Information supplied:

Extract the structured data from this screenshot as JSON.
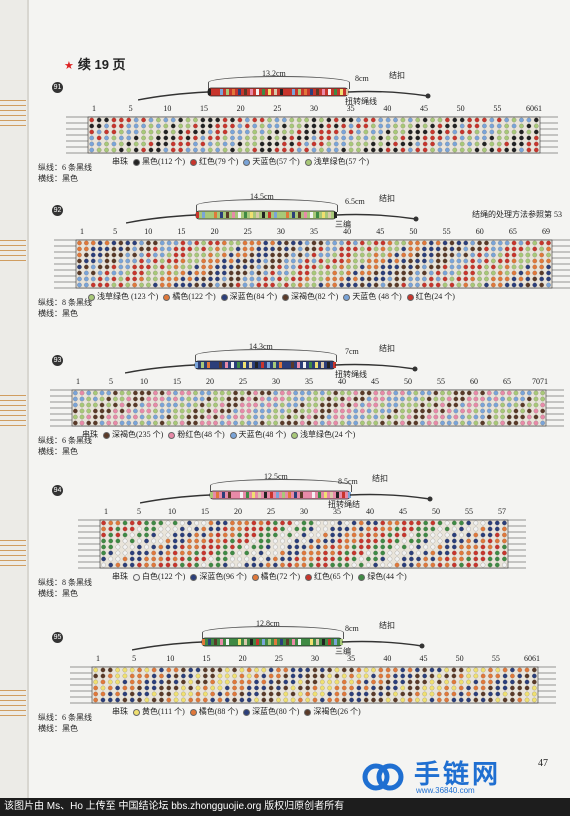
{
  "page_title": "续 19 页",
  "page_number": "47",
  "header_watermark": "手链网",
  "logo": {
    "name": "手链网",
    "url": "www.36840.com"
  },
  "footer_text": "该图片由 Ms、Ho 上传至 中国结论坛 bbs.zhongguojie.org 版权归原创者所有",
  "colors": {
    "accent": "#d22222",
    "logo_blue": "#1f6fd1"
  },
  "patterns": [
    {
      "id": "91",
      "length": "13.2cm",
      "tail_length": "8cm",
      "end_label": "结扣",
      "tail_label": "扭转绳线",
      "ticks": [
        "1",
        "5",
        "10",
        "15",
        "20",
        "25",
        "30",
        "35",
        "40",
        "45",
        "50",
        "55",
        "6061"
      ],
      "cord_count": "纵线：6 条黑线",
      "weft": "横线：黑色",
      "legend_title": "串珠",
      "legend": [
        {
          "label": "黑色(112 个)",
          "color": "#222222"
        },
        {
          "label": "红色(79 个)",
          "color": "#c8352c"
        },
        {
          "label": "天蓝色(57 个)",
          "color": "#7aa4d8"
        },
        {
          "label": "浅草绿色(57 个)",
          "color": "#a8c878"
        }
      ]
    },
    {
      "id": "92",
      "length": "14.5cm",
      "tail_length": "6.5cm",
      "end_label": "结扣",
      "tail_label": "三编",
      "note": "结绳的处理方法参照第 53",
      "ticks": [
        "1",
        "5",
        "10",
        "15",
        "20",
        "25",
        "30",
        "35",
        "40",
        "45",
        "50",
        "55",
        "60",
        "65",
        "69"
      ],
      "cord_count": "纵线：8 条黑线",
      "weft": "横线：黑色",
      "legend": [
        {
          "label": "浅草绿色",
          "sub": "(123 个)",
          "color": "#a8c878"
        },
        {
          "label": "橘色(122 个)",
          "color": "#e0783a"
        },
        {
          "label": "深蓝色(84 个)",
          "color": "#2b3e7a"
        },
        {
          "label": "深褐色(82 个)",
          "color": "#5a3a28"
        },
        {
          "label": "天蓝色",
          "sub": "(48 个)",
          "color": "#7aa4d8"
        },
        {
          "label": "红色(24 个)",
          "color": "#c8352c"
        }
      ]
    },
    {
      "id": "93",
      "length": "14.3cm",
      "tail_length": "7cm",
      "end_label": "结扣",
      "tail_label": "扭转绳线",
      "ticks": [
        "1",
        "5",
        "10",
        "15",
        "20",
        "25",
        "30",
        "35",
        "40",
        "45",
        "50",
        "55",
        "60",
        "65",
        "7071"
      ],
      "cord_count": "纵线：6 条黑线",
      "weft": "横线：黑色",
      "legend_title": "串珠",
      "legend": [
        {
          "label": "深褐色(235 个)",
          "color": "#5a3a28"
        },
        {
          "label": "粉红色(48 个)",
          "color": "#e88aa8"
        },
        {
          "label": "天蓝色(48 个)",
          "color": "#7aa4d8"
        },
        {
          "label": "浅草绿色(24 个)",
          "color": "#a8c878"
        }
      ]
    },
    {
      "id": "94",
      "length": "12.5cm",
      "tail_length": "8.5cm",
      "end_label": "结扣",
      "tail_label": "扭转绳结",
      "ticks": [
        "1",
        "5",
        "10",
        "15",
        "20",
        "25",
        "30",
        "35",
        "40",
        "45",
        "50",
        "55",
        "57"
      ],
      "cord_count": "纵线：8 条黑线",
      "weft": "横线：黑色",
      "legend_title": "串珠",
      "legend": [
        {
          "label": "白色(122 个)",
          "color": "#f2f2f2"
        },
        {
          "label": "深蓝色(96 个)",
          "color": "#2b3e7a"
        },
        {
          "label": "橘色(72 个)",
          "color": "#e0783a"
        },
        {
          "label": "红色(65 个)",
          "color": "#c8352c"
        },
        {
          "label": "绿色(44 个)",
          "color": "#3f8a44"
        }
      ]
    },
    {
      "id": "95",
      "length": "12.8cm",
      "tail_length": "8cm",
      "end_label": "结扣",
      "tail_label": "三编",
      "ticks": [
        "1",
        "5",
        "10",
        "15",
        "20",
        "25",
        "30",
        "35",
        "40",
        "45",
        "50",
        "55",
        "6061"
      ],
      "cord_count": "纵线：6 条黑线",
      "weft": "横线：黑色",
      "legend_title": "串珠",
      "legend": [
        {
          "label": "黄色(111 个)",
          "color": "#f0e070"
        },
        {
          "label": "橘色(88 个)",
          "color": "#e0783a"
        },
        {
          "label": "深蓝色(80 个)",
          "color": "#2b3e7a"
        },
        {
          "label": "深褐色(26 个)",
          "color": "#5a3a28"
        }
      ]
    }
  ]
}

Problem details: Transcribe the listing above verbatim. Omit the pictures.

Correct result:
Extract the structured data from this screenshot as JSON.
{
  "page_title": "续 19 页",
  "page_number": "47",
  "header_watermark": "手链网",
  "logo": {
    "name": "手链网",
    "url": "www.36840.com"
  },
  "footer_text": "该图片由 Ms、Ho 上传至 中国结论坛 bbs.zhongguojie.org 版权归原创者所有",
  "colors": {
    "accent": "#d22222",
    "logo_blue": "#1f6fd1"
  },
  "patterns": [
    {
      "id": "91",
      "length": "13.2cm",
      "tail_length": "8cm",
      "end_label": "结扣",
      "tail_label": "扭转绳线",
      "ticks": [
        "1",
        "5",
        "10",
        "15",
        "20",
        "25",
        "30",
        "35",
        "40",
        "45",
        "50",
        "55",
        "6061"
      ],
      "cord_count": "纵线：6 条黑线",
      "weft": "横线：黑色",
      "legend_title": "串珠",
      "legend": [
        {
          "label": "黑色(112 个)",
          "color": "#222222"
        },
        {
          "label": "红色(79 个)",
          "color": "#c8352c"
        },
        {
          "label": "天蓝色(57 个)",
          "color": "#7aa4d8"
        },
        {
          "label": "浅草绿色(57 个)",
          "color": "#a8c878"
        }
      ]
    },
    {
      "id": "92",
      "length": "14.5cm",
      "tail_length": "6.5cm",
      "end_label": "结扣",
      "tail_label": "三编",
      "note": "结绳的处理方法参照第 53",
      "ticks": [
        "1",
        "5",
        "10",
        "15",
        "20",
        "25",
        "30",
        "35",
        "40",
        "45",
        "50",
        "55",
        "60",
        "65",
        "69"
      ],
      "cord_count": "纵线：8 条黑线",
      "weft": "横线：黑色",
      "legend": [
        {
          "label": "浅草绿色",
          "sub": "(123 个)",
          "color": "#a8c878"
        },
        {
          "label": "橘色(122 个)",
          "color": "#e0783a"
        },
        {
          "label": "深蓝色(84 个)",
          "color": "#2b3e7a"
        },
        {
          "label": "深褐色(82 个)",
          "color": "#5a3a28"
        },
        {
          "label": "天蓝色",
          "sub": "(48 个)",
          "color": "#7aa4d8"
        },
        {
          "label": "红色(24 个)",
          "color": "#c8352c"
        }
      ]
    },
    {
      "id": "93",
      "length": "14.3cm",
      "tail_length": "7cm",
      "end_label": "结扣",
      "tail_label": "扭转绳线",
      "ticks": [
        "1",
        "5",
        "10",
        "15",
        "20",
        "25",
        "30",
        "35",
        "40",
        "45",
        "50",
        "55",
        "60",
        "65",
        "7071"
      ],
      "cord_count": "纵线：6 条黑线",
      "weft": "横线：黑色",
      "legend_title": "串珠",
      "legend": [
        {
          "label": "深褐色(235 个)",
          "color": "#5a3a28"
        },
        {
          "label": "粉红色(48 个)",
          "color": "#e88aa8"
        },
        {
          "label": "天蓝色(48 个)",
          "color": "#7aa4d8"
        },
        {
          "label": "浅草绿色(24 个)",
          "color": "#a8c878"
        }
      ]
    },
    {
      "id": "94",
      "length": "12.5cm",
      "tail_length": "8.5cm",
      "end_label": "结扣",
      "tail_label": "扭转绳结",
      "ticks": [
        "1",
        "5",
        "10",
        "15",
        "20",
        "25",
        "30",
        "35",
        "40",
        "45",
        "50",
        "55",
        "57"
      ],
      "cord_count": "纵线：8 条黑线",
      "weft": "横线：黑色",
      "legend_title": "串珠",
      "legend": [
        {
          "label": "白色(122 个)",
          "color": "#f2f2f2"
        },
        {
          "label": "深蓝色(96 个)",
          "color": "#2b3e7a"
        },
        {
          "label": "橘色(72 个)",
          "color": "#e0783a"
        },
        {
          "label": "红色(65 个)",
          "color": "#c8352c"
        },
        {
          "label": "绿色(44 个)",
          "color": "#3f8a44"
        }
      ]
    },
    {
      "id": "95",
      "length": "12.8cm",
      "tail_length": "8cm",
      "end_label": "结扣",
      "tail_label": "三编",
      "ticks": [
        "1",
        "5",
        "10",
        "15",
        "20",
        "25",
        "30",
        "35",
        "40",
        "45",
        "50",
        "55",
        "6061"
      ],
      "cord_count": "纵线：6 条黑线",
      "weft": "横线：黑色",
      "legend_title": "串珠",
      "legend": [
        {
          "label": "黄色(111 个)",
          "color": "#f0e070"
        },
        {
          "label": "橘色(88 个)",
          "color": "#e0783a"
        },
        {
          "label": "深蓝色(80 个)",
          "color": "#2b3e7a"
        },
        {
          "label": "深褐色(26 个)",
          "color": "#5a3a28"
        }
      ]
    }
  ]
}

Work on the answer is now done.